▶ _Requirements_: Gather up every line from the entries below that uses the word "this".

[Stored records]
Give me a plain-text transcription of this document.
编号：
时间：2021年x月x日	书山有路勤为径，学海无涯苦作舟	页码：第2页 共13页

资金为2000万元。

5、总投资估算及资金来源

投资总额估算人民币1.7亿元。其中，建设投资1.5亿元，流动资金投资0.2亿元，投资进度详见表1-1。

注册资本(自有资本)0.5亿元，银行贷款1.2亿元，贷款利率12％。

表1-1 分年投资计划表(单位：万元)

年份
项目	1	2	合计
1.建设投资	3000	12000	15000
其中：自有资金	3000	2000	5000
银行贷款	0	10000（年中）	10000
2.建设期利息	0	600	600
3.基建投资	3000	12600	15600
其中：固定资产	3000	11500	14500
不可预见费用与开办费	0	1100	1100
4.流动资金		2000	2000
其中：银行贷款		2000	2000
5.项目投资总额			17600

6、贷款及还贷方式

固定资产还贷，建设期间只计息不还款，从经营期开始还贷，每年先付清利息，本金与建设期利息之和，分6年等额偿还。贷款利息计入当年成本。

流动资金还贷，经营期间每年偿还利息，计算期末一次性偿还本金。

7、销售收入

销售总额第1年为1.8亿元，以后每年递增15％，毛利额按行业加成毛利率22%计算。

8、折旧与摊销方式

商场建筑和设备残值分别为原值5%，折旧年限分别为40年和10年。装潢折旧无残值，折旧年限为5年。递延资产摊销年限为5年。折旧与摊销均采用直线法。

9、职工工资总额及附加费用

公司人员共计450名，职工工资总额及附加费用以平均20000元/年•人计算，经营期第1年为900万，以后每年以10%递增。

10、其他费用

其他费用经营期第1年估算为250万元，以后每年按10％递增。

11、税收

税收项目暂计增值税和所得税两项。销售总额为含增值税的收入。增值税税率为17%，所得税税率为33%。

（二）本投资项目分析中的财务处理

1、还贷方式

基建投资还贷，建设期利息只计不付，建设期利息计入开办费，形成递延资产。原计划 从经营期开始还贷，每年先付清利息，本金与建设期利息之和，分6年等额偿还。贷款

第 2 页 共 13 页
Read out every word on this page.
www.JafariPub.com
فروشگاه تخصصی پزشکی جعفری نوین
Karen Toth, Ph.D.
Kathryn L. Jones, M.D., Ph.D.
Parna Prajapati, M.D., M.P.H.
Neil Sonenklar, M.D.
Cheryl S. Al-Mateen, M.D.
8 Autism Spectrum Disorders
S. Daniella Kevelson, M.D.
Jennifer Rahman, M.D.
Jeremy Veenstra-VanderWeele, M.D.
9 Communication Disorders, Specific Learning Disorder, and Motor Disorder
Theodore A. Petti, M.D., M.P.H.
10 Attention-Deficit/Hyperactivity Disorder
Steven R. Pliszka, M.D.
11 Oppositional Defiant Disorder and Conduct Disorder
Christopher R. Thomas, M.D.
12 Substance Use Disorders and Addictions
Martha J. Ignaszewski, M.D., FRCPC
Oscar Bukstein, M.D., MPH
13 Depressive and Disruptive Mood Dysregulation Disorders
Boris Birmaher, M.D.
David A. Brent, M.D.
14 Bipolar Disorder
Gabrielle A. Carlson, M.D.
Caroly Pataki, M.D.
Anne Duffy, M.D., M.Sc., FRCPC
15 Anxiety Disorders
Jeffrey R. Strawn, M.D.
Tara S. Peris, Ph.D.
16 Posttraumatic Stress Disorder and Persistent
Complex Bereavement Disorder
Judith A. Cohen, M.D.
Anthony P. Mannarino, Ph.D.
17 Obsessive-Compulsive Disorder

▶ _Answer below_:
Give me a plain-text transcription of this document.
Read out every word on this page.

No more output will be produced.